— Start of MATERIAL PROVIDED —
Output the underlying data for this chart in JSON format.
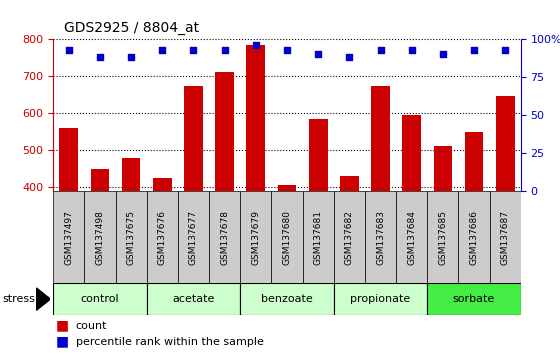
{
  "title": "GDS2925 / 8804_at",
  "samples": [
    "GSM137497",
    "GSM137498",
    "GSM137675",
    "GSM137676",
    "GSM137677",
    "GSM137678",
    "GSM137679",
    "GSM137680",
    "GSM137681",
    "GSM137682",
    "GSM137683",
    "GSM137684",
    "GSM137685",
    "GSM137686",
    "GSM137687"
  ],
  "counts": [
    560,
    450,
    480,
    425,
    672,
    710,
    785,
    407,
    585,
    430,
    672,
    595,
    512,
    550,
    645
  ],
  "percentiles": [
    93,
    88,
    88,
    93,
    93,
    93,
    96,
    93,
    90,
    88,
    93,
    93,
    90,
    93,
    93
  ],
  "groups": [
    {
      "name": "control",
      "indices": [
        0,
        1,
        2
      ],
      "color": "#ccffcc"
    },
    {
      "name": "acetate",
      "indices": [
        3,
        4,
        5
      ],
      "color": "#ccffcc"
    },
    {
      "name": "benzoate",
      "indices": [
        6,
        7,
        8
      ],
      "color": "#ccffcc"
    },
    {
      "name": "propionate",
      "indices": [
        9,
        10,
        11
      ],
      "color": "#ccffcc"
    },
    {
      "name": "sorbate",
      "indices": [
        12,
        13,
        14
      ],
      "color": "#44ee44"
    }
  ],
  "bar_color": "#cc0000",
  "dot_color": "#0000cc",
  "ylim_left": [
    390,
    800
  ],
  "ylim_right": [
    0,
    100
  ],
  "yticks_left": [
    400,
    500,
    600,
    700,
    800
  ],
  "yticks_right": [
    0,
    25,
    50,
    75,
    100
  ],
  "bg_color": "#ffffff",
  "label_bg_color": "#cccccc",
  "axis_color_left": "#cc0000",
  "axis_color_right": "#0000cc",
  "group_colors": [
    "#ccffcc",
    "#ccffcc",
    "#ccffcc",
    "#ccffcc",
    "#44ee44"
  ]
}
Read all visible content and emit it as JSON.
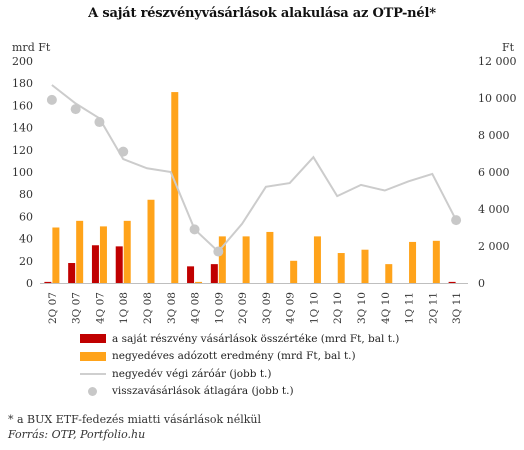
{
  "title": "A saját részvényvásárlások alakulása az OTP-nél*",
  "footnote": "* a  BUX ETF-fedezés miatti vásárlások nélkül",
  "source": "Forrás: OTP, Portfolio.hu",
  "colors": {
    "buyback_bar": "#c00000",
    "profit_bar": "#ffa31a",
    "price_line": "#cccccc",
    "avg_dot": "#c8c8c8",
    "axis": "#bfbfbf",
    "text": "#333333"
  },
  "legend": [
    {
      "key": "buyback",
      "label": "a saját részvény vásárlások összértéke (mrd Ft, bal t.)"
    },
    {
      "key": "profit",
      "label": "negyedéves adózott eredmény (mrd Ft, bal t.)"
    },
    {
      "key": "price",
      "label": "negyedév végi záróár (jobb t.)"
    },
    {
      "key": "avg",
      "label": "visszavásárlások átlagára (jobb t.)"
    }
  ],
  "chart_data": {
    "type": "bar",
    "title": "A saját részvényvásárlások alakulása az OTP-nél*",
    "categories": [
      "2Q 07",
      "3Q 07",
      "4Q 07",
      "1Q 08",
      "2Q 08",
      "3Q 08",
      "4Q 08",
      "1Q 09",
      "2Q 09",
      "3Q 09",
      "4Q 09",
      "1Q 10",
      "2Q 10",
      "3Q 10",
      "4Q 10",
      "1Q 11",
      "2Q 11",
      "3Q 11"
    ],
    "left_axis": {
      "unit_label": "mrd Ft",
      "ylim": [
        0,
        200
      ],
      "ticks": [
        "0",
        "20",
        "40",
        "60",
        "80",
        "100",
        "120",
        "140",
        "160",
        "180",
        "200"
      ]
    },
    "right_axis": {
      "unit_label": "Ft",
      "ylim": [
        0,
        12000
      ],
      "ticks": [
        "0",
        "2 000",
        "4 000",
        "6 000",
        "8 000",
        "10 000",
        "12 000"
      ]
    },
    "series": [
      {
        "name": "a saját részvény vásárlások összértéke (mrd Ft, bal t.)",
        "type": "bar",
        "axis": "left",
        "values": [
          1,
          18,
          34,
          33,
          0,
          0,
          15,
          17,
          0,
          0,
          0,
          0,
          0,
          0,
          0,
          0,
          0,
          1
        ]
      },
      {
        "name": "negyedéves adózott eredmény (mrd Ft, bal t.)",
        "type": "bar",
        "axis": "left",
        "values": [
          50,
          56,
          51,
          56,
          75,
          172,
          1,
          42,
          42,
          46,
          20,
          42,
          27,
          30,
          17,
          37,
          38,
          0
        ]
      },
      {
        "name": "negyedév végi záróár (jobb t.)",
        "type": "line",
        "axis": "right",
        "values": [
          10700,
          9700,
          8900,
          6700,
          6200,
          6000,
          2900,
          1700,
          3200,
          5200,
          5400,
          6800,
          4700,
          5300,
          5000,
          5500,
          5900,
          3400
        ]
      },
      {
        "name": "visszavásárlások átlagára (jobb t.)",
        "type": "scatter",
        "axis": "right",
        "x": [
          "2Q 07",
          "3Q 07",
          "4Q 07",
          "1Q 08",
          "4Q 08",
          "1Q 09",
          "3Q 11"
        ],
        "values": [
          9900,
          9400,
          8700,
          7100,
          2900,
          1700,
          3400
        ]
      }
    ],
    "grid": false,
    "legend_position": "bottom"
  }
}
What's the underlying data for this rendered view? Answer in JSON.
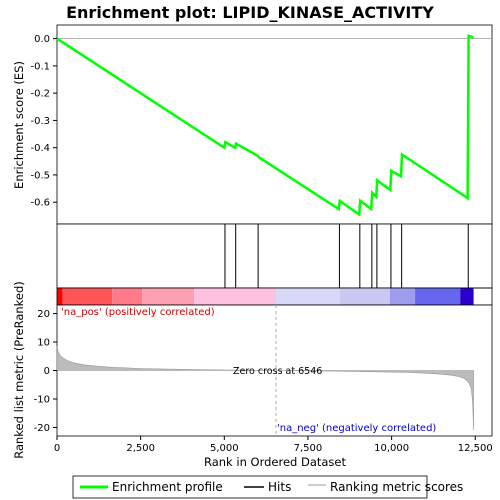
{
  "chart_data": {
    "type": "line",
    "title": "Enrichment plot: LIPID_KINASE_ACTIVITY",
    "xlabel": "Rank in Ordered Dataset",
    "ylabel_top": "Enrichment score (ES)",
    "ylabel_bottom": "Ranked list metric (PreRanked)",
    "xlim": [
      0,
      13000
    ],
    "x_ticks": [
      0,
      2500,
      5000,
      7500,
      10000,
      12500
    ],
    "x_tick_labels": [
      "0",
      "2,500",
      "5,000",
      "7,500",
      "10,000",
      "12,500"
    ],
    "es_ylim": [
      -0.68,
      0.05
    ],
    "es_y_ticks": [
      0.0,
      -0.1,
      -0.2,
      -0.3,
      -0.4,
      -0.5,
      -0.6
    ],
    "es_y_tick_labels": [
      "0.0",
      "-0.1",
      "-0.2",
      "-0.3",
      "-0.4",
      "-0.5",
      "-0.6"
    ],
    "metric_ylim": [
      -23,
      23
    ],
    "metric_y_ticks": [
      20,
      10,
      0,
      -10,
      -20
    ],
    "metric_y_tick_labels": [
      "20",
      "10",
      "0",
      "-10",
      "-20"
    ],
    "series": [
      {
        "name": "Enrichment profile",
        "color": "#00ff00",
        "x": [
          0,
          5000,
          5030,
          5320,
          5350,
          6000,
          6030,
          8420,
          8450,
          9030,
          9060,
          9390,
          9420,
          9540,
          9570,
          9960,
          9990,
          10280,
          10310,
          12270,
          12300,
          12450
        ],
        "y": [
          0.0,
          -0.4,
          -0.38,
          -0.4,
          -0.385,
          -0.43,
          -0.435,
          -0.625,
          -0.595,
          -0.645,
          -0.595,
          -0.625,
          -0.565,
          -0.58,
          -0.52,
          -0.555,
          -0.485,
          -0.505,
          -0.425,
          -0.585,
          0.01,
          0.005
        ]
      }
    ],
    "hits": [
      5020,
      5340,
      6010,
      8440,
      9050,
      9410,
      9560,
      9980,
      10300,
      12290
    ],
    "zero_cross": 6546,
    "zero_cross_label": "Zero cross at 6546",
    "pos_label": "'na_pos' (positively correlated)",
    "neg_label": "'na_neg' (negatively correlated)",
    "legend": [
      "Enrichment profile",
      "Hits",
      "Ranking metric scores"
    ],
    "colors": {
      "es_line": "#00ff00",
      "hits": "#000000",
      "metric_fill": "#bbbbbb",
      "zero_line": "#aaaaaa",
      "pos_text": "#cc0000",
      "neg_text": "#0000cc"
    },
    "colorbar": [
      {
        "from": 0,
        "to": 170,
        "color": "#ff0000"
      },
      {
        "from": 170,
        "to": 1650,
        "color": "#ff5555"
      },
      {
        "from": 1650,
        "to": 2550,
        "color": "#ff7b8a"
      },
      {
        "from": 2550,
        "to": 4100,
        "color": "#ff9fb3"
      },
      {
        "from": 4100,
        "to": 6546,
        "color": "#ffc1e0"
      },
      {
        "from": 6546,
        "to": 8450,
        "color": "#d8d8f8"
      },
      {
        "from": 8450,
        "to": 9950,
        "color": "#c8c8f0"
      },
      {
        "from": 9950,
        "to": 10700,
        "color": "#9d9df0"
      },
      {
        "from": 10700,
        "to": 12050,
        "color": "#6666ee"
      },
      {
        "from": 12050,
        "to": 12450,
        "color": "#2a00cc"
      }
    ],
    "metric_curve": {
      "x": [
        0,
        40,
        100,
        200,
        350,
        500,
        800,
        1200,
        1700,
        2500,
        3500,
        4500,
        5500,
        6546,
        7500,
        8500,
        9500,
        10500,
        11000,
        11500,
        11800,
        12000,
        12150,
        12250,
        12320,
        12380,
        12420,
        12450
      ],
      "y": [
        8.5,
        6.5,
        5.2,
        4.2,
        3.3,
        2.7,
        2.0,
        1.5,
        1.1,
        0.7,
        0.45,
        0.25,
        0.1,
        0.0,
        -0.1,
        -0.25,
        -0.45,
        -0.7,
        -0.95,
        -1.3,
        -1.7,
        -2.1,
        -2.7,
        -3.5,
        -4.6,
        -6.5,
        -11.0,
        -21.0
      ]
    }
  }
}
— End of MATERIAL PROVIDED —
> JOB: Scan the material above for the string "this" and report each line where you find it.

> WRITTEN RESPONSE:
Output the underlying data for this chart in JSON format.
What's the underlying data for this rendered view? Answer in JSON.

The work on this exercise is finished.